» Exercise description:
Copy every line of the records below word for word, keeping the original order.

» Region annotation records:
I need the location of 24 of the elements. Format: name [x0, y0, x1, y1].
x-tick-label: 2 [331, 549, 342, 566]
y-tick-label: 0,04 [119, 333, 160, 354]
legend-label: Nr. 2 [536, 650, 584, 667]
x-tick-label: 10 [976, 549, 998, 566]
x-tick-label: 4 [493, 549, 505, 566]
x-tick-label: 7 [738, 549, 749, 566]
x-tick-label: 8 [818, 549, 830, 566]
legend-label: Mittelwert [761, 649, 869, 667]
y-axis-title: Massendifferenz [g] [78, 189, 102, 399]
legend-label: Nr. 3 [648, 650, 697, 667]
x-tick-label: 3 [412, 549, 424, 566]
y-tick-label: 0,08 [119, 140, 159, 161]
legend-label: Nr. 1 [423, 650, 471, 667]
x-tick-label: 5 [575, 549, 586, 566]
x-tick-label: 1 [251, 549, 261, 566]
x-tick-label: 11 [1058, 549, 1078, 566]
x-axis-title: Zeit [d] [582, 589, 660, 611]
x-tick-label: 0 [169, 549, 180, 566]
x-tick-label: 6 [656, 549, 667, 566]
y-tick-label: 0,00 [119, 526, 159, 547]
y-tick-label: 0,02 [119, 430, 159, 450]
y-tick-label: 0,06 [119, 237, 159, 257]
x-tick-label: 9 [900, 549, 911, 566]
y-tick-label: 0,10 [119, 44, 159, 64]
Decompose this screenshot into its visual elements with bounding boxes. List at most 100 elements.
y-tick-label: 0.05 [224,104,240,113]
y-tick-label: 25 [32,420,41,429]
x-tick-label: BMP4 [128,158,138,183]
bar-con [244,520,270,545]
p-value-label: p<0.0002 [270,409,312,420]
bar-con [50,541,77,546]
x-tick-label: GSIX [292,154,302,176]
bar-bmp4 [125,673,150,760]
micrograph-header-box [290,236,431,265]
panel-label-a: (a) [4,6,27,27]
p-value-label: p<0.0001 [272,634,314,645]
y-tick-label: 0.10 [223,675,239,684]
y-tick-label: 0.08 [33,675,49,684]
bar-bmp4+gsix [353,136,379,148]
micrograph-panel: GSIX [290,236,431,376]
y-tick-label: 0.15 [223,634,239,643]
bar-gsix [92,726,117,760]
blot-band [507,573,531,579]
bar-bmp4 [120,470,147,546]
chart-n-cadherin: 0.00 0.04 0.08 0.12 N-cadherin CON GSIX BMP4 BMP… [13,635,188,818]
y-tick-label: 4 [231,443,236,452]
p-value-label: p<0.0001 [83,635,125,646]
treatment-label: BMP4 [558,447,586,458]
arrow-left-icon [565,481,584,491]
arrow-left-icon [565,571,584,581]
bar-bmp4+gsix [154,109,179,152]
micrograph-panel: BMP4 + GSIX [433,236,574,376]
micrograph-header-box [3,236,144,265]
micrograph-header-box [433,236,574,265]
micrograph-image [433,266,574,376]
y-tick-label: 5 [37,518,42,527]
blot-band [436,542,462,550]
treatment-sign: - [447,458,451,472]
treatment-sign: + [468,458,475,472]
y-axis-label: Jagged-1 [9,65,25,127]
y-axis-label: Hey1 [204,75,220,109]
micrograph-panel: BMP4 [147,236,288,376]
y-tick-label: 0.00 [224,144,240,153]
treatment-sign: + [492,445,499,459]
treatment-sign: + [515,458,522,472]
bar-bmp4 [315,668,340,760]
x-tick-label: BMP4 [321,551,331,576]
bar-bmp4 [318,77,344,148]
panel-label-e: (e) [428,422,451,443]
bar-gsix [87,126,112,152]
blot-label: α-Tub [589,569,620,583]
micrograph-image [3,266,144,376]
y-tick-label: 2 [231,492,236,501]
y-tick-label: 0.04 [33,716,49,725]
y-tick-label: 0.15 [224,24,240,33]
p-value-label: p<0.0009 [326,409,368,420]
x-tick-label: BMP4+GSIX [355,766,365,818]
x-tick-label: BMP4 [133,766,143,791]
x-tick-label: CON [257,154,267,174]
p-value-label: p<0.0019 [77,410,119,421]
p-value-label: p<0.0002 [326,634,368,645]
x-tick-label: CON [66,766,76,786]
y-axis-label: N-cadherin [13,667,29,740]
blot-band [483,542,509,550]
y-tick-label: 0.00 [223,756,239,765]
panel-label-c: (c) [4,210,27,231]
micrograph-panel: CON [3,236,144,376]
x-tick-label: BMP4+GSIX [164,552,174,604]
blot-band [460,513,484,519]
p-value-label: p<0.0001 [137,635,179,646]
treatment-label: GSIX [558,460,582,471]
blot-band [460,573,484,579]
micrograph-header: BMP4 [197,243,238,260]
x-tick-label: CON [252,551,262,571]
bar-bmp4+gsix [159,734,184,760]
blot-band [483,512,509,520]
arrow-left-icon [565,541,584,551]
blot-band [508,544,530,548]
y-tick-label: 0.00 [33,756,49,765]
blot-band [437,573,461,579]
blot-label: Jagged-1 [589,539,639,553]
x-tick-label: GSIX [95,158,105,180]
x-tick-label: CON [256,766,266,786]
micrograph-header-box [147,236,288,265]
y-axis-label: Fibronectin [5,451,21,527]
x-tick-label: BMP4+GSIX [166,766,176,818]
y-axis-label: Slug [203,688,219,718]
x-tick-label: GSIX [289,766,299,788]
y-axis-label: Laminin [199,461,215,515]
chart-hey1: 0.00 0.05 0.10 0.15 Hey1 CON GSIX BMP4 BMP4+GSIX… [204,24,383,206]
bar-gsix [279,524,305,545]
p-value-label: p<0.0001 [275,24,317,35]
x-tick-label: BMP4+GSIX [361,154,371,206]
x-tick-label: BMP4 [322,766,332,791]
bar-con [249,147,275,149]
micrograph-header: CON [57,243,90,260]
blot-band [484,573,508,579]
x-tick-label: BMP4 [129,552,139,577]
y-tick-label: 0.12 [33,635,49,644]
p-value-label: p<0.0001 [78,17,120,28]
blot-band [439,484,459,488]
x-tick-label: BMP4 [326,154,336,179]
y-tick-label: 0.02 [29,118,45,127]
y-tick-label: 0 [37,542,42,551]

» Problem solution:
I need the location of 24 of the elements. Format: name [x0, y0, x1, y1].
x-tick-label: 2 [331, 549, 342, 566]
y-tick-label: 0,04 [119, 333, 160, 354]
legend-label: Nr. 2 [536, 650, 584, 667]
x-tick-label: 10 [976, 549, 998, 566]
x-tick-label: 4 [493, 549, 505, 566]
x-tick-label: 7 [738, 549, 749, 566]
x-tick-label: 8 [818, 549, 830, 566]
legend-label: Mittelwert [761, 649, 869, 667]
y-axis-title: Massendifferenz [g] [78, 189, 102, 399]
legend-label: Nr. 3 [648, 650, 697, 667]
x-tick-label: 3 [412, 549, 424, 566]
y-tick-label: 0,08 [119, 140, 159, 161]
legend-label: Nr. 1 [423, 650, 471, 667]
x-tick-label: 5 [575, 549, 586, 566]
x-tick-label: 1 [251, 549, 261, 566]
x-tick-label: 11 [1058, 549, 1078, 566]
x-axis-title: Zeit [d] [582, 589, 660, 611]
x-tick-label: 0 [169, 549, 180, 566]
x-tick-label: 6 [656, 549, 667, 566]
y-tick-label: 0,00 [119, 526, 159, 547]
y-tick-label: 0,02 [119, 430, 159, 450]
y-tick-label: 0,06 [119, 237, 159, 257]
x-tick-label: 9 [900, 549, 911, 566]
y-tick-label: 0,10 [119, 44, 159, 64]
Decompose this screenshot into its visual elements with bounding boxes. List at most 100 elements.
y-tick-label: 0.05 [224,104,240,113]
y-tick-label: 25 [32,420,41,429]
x-tick-label: BMP4 [128,158,138,183]
bar-con [244,520,270,545]
p-value-label: p<0.0002 [270,409,312,420]
bar-con [50,541,77,546]
x-tick-label: GSIX [292,154,302,176]
bar-bmp4 [125,673,150,760]
micrograph-header-box [290,236,431,265]
panel-label-a: (a) [4,6,27,27]
p-value-label: p<0.0001 [272,634,314,645]
y-tick-label: 0.10 [223,675,239,684]
y-tick-label: 0.08 [33,675,49,684]
bar-bmp4+gsix [353,136,379,148]
micrograph-panel: GSIX [290,236,431,376]
y-tick-label: 0.15 [223,634,239,643]
bar-gsix [92,726,117,760]
blot-band [507,573,531,579]
bar-bmp4 [120,470,147,546]
chart-n-cadherin: 0.00 0.04 0.08 0.12 N-cadherin CON GSIX BMP4 BMP… [13,635,188,818]
y-tick-label: 4 [231,443,236,452]
p-value-label: p<0.0001 [83,635,125,646]
treatment-label: BMP4 [558,447,586,458]
arrow-left-icon [565,481,584,491]
arrow-left-icon [565,571,584,581]
bar-bmp4+gsix [154,109,179,152]
micrograph-panel: BMP4 + GSIX [433,236,574,376]
micrograph-header-box [3,236,144,265]
micrograph-header-box [433,236,574,265]
micrograph-image [433,266,574,376]
y-tick-label: 5 [37,518,42,527]
blot-band [436,542,462,550]
treatment-sign: - [447,458,451,472]
treatment-sign: + [468,458,475,472]
y-axis-label: Jagged-1 [9,65,25,127]
y-axis-label: Hey1 [204,75,220,109]
micrograph-panel: BMP4 [147,236,288,376]
y-tick-label: 0.00 [224,144,240,153]
treatment-sign: + [492,445,499,459]
treatment-sign: + [515,458,522,472]
bar-bmp4 [315,668,340,760]
x-tick-label: BMP4 [321,551,331,576]
bar-bmp4 [318,77,344,148]
panel-label-e: (e) [428,422,451,443]
bar-gsix [87,126,112,152]
blot-label: α-Tub [589,569,620,583]
micrograph-image [3,266,144,376]
y-tick-label: 2 [231,492,236,501]
y-tick-label: 0.04 [33,716,49,725]
y-tick-label: 0.15 [224,24,240,33]
p-value-label: p<0.0009 [326,409,368,420]
x-tick-label: BMP4+GSIX [355,766,365,818]
x-tick-label: BMP4 [133,766,143,791]
x-tick-label: CON [257,154,267,174]
p-value-label: p<0.0019 [77,410,119,421]
p-value-label: p<0.0002 [326,634,368,645]
x-tick-label: CON [66,766,76,786]
y-axis-label: N-cadherin [13,667,29,740]
blot-band [483,542,509,550]
y-tick-label: 0.00 [223,756,239,765]
panel-label-c: (c) [4,210,27,231]
micrograph-panel: CON [3,236,144,376]
x-tick-label: BMP4+GSIX [164,552,174,604]
blot-band [460,513,484,519]
p-value-label: p<0.0001 [137,635,179,646]
treatment-label: GSIX [558,460,582,471]
blot-band [460,573,484,579]
micrograph-header: BMP4 [197,243,238,260]
x-tick-label: CON [252,551,262,571]
bar-bmp4+gsix [159,734,184,760]
blot-band [483,512,509,520]
arrow-left-icon [565,541,584,551]
blot-band [508,544,530,548]
y-tick-label: 0.00 [33,756,49,765]
blot-band [437,573,461,579]
blot-label: Jagged-1 [589,539,639,553]
x-tick-label: GSIX [95,158,105,180]
x-tick-label: CON [256,766,266,786]
micrograph-header-box [147,236,288,265]
y-axis-label: Fibronectin [5,451,21,527]
x-tick-label: BMP4+GSIX [166,766,176,818]
y-axis-label: Slug [203,688,219,718]
x-tick-label: GSIX [289,766,299,788]
y-axis-label: Laminin [199,461,215,515]
chart-hey1: 0.00 0.05 0.10 0.15 Hey1 CON GSIX BMP4 BMP4+GSIX… [204,24,383,206]
bar-gsix [279,524,305,545]
p-value-label: p<0.0001 [275,24,317,35]
x-tick-label: BMP4+GSIX [361,154,371,206]
x-tick-label: BMP4 [322,766,332,791]
bar-con [249,147,275,149]
micrograph-header: CON [57,243,90,260]
blot-band [484,573,508,579]
x-tick-label: BMP4 [129,552,139,577]
y-tick-label: 0.12 [33,635,49,644]
p-value-label: p<0.0001 [78,17,120,28]
blot-band [439,484,459,488]
x-tick-label: BMP4 [326,154,336,179]
y-tick-label: 0.02 [29,118,45,127]
y-tick-label: 0 [37,542,42,551]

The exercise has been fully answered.